---------- Text section

Geyserville Middle School student Joseph Ford, 13, gathers a handful of pellets made from salmon carcasses into Dry Creek near the Warm Springs Dam on Tuesday, April 22, 2014. The pellets are designed by AquaDine of Healdsburg to mimic decaying salmon occurring in a natural run.

Bucket brigade seeks to revive Dry Creek with salmon pellets

They're less slimy, and certainly less smelly, than a fish carcass would be. But the dry, brown pellets that biologists distributed Tuesday in a backwater channel of Dry Creek may prove to be the vitamin that once-prolific North Coast salmon streams need.

The goal is to simulate the nutritional boost that used to come from the decaying remains of adult fish, a critical natural supplement for coho and Chinook salmon, steelhead trout and other wildlife.

The approach has shown promise in the Columbia River watershed over the past few years. It produced benefits last year in several tributaries of Sonoma County's Austin Creek.

"This could be a piece in the missing puzzle of recovery," said Bob Coey, a biologist with the National Marine Fisheries Service.

The agency was among several — including the U.S. Army Corps of Engineers, the Sonoma County Water Agency and the Russian River Wild Steelhead Society — that participated Tuesday in seeding a restored area of Dry Creek just south of the Warm Springs Dam with about 125 pounds of the salmon-meal pellets.

About two dozen Geyserville Middle School students also took part in honor of Earth Day, lobbing the pellets into a man-made channel designed to slow the current and enhance the survival of juvenile salmon.

"I didn't realize there was that much of a problem," said one student, Benjamin Paine, 13.

The pellets, which resemble hardened chunks of sausage, are manufactured in Sonoma County by AquaDine, a Healdsburg fish-food company.

Made from bits of salmon tissue left over from commercial seafood processing, they are formulated for seeding creeks and rivers that once hosted abundant spawning runs.

Over thousands of years, those wild runs left behind carcasses rich in nutrients derived from the ocean, where adult salmon and steelhead spend most of their days. Juvenile fish relied on those nutrients to support their food chain, including insects and other invertebrates.

Dams, development and other human uses largely broke that cycle over the past 70 years, landing all three fish — the coho and Chinook, or "king," salmon and steelhead — on the federal Endangered Species list.

--------------------
---------- Record set

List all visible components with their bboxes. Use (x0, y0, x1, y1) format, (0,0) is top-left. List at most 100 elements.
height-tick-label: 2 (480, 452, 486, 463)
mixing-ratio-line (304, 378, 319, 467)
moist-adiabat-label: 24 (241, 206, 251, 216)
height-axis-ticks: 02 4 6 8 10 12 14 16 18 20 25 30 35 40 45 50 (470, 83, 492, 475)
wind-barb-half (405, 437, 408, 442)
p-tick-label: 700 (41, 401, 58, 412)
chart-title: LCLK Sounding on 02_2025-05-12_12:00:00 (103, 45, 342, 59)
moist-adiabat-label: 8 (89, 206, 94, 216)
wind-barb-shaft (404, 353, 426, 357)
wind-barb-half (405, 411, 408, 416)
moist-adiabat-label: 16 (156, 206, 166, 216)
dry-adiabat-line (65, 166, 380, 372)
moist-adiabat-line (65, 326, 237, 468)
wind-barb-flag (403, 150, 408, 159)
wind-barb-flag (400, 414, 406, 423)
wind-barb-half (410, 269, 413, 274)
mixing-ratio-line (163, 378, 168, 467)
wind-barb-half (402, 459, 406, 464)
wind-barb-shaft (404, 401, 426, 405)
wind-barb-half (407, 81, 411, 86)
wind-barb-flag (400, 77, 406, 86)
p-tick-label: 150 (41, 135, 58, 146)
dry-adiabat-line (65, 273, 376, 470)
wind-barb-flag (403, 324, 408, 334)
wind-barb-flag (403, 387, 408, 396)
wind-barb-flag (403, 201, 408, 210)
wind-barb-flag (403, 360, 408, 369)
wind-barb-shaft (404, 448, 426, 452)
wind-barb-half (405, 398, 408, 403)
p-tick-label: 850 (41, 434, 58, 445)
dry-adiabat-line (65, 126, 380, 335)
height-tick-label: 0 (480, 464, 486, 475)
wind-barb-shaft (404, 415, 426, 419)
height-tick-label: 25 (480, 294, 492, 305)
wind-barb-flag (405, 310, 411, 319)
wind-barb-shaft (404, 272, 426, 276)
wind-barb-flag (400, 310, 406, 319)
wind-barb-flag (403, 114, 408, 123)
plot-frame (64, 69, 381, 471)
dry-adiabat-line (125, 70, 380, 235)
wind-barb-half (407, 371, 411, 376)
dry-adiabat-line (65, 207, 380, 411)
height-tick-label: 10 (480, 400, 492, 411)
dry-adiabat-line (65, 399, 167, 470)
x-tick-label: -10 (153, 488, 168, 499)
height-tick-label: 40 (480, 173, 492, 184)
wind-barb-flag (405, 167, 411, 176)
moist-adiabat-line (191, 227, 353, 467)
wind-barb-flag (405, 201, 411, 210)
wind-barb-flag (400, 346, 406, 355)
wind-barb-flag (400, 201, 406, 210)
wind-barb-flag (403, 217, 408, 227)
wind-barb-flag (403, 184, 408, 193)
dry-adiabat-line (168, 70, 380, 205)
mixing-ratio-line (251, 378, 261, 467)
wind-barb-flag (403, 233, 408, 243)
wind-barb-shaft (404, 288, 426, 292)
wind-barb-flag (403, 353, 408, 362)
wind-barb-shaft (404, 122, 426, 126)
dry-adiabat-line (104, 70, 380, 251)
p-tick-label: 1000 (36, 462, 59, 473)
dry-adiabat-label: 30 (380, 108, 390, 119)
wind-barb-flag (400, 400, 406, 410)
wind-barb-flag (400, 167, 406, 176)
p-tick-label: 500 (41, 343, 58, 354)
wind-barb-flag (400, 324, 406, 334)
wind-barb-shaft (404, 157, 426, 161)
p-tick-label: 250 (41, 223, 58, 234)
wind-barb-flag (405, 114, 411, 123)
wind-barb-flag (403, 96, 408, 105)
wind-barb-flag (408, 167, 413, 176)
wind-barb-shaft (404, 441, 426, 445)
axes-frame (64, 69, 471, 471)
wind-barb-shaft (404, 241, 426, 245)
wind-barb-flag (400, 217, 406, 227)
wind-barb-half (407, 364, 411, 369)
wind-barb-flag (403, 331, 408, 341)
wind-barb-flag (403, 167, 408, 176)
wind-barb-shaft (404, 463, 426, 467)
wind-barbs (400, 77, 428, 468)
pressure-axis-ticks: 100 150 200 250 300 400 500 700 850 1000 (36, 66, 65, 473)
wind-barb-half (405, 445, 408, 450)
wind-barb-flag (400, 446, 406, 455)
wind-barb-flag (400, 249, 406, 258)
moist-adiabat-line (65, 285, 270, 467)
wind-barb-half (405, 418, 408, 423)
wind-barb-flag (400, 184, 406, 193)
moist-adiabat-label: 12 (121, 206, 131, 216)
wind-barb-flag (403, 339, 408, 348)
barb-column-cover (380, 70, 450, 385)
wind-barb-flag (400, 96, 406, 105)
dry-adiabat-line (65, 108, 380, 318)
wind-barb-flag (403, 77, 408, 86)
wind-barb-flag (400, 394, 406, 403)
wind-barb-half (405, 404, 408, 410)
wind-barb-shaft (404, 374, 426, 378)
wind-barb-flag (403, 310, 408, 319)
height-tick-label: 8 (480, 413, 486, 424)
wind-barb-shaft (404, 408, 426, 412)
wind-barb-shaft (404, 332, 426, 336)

--------------------

**Things to do:**
1. According to the salmon pellet article, about how many pounds of pellets were used to seed the restored area of Dry Creek?
2. Transcribe the passage of the salmon pellet article starting with "Made from bits" and going on through "Endangered Species list.".
The items above come from a separate source and have no connection to the salmon pellet article.

**Outputs for the tasks:**
1. About 125 pounds.

2.
Made from bits of salmon tissue left over from commercial seafood processing, they are formulated for seeding creeks and rivers that once hosted abundant spawning runs.

Over thousands of years, those wild runs left behind carcasses rich in nutrients derived from the ocean, where adult salmon and steelhead spend most of their days. Juvenile fish relied on those nutrients to support their food chain, including insects and other invertebrates.

Dams, development and other human uses largely broke that cycle over the past 70 years, landing all three fish — the coho and Chinook, or "king," salmon and steelhead — on the federal Endangered Species list.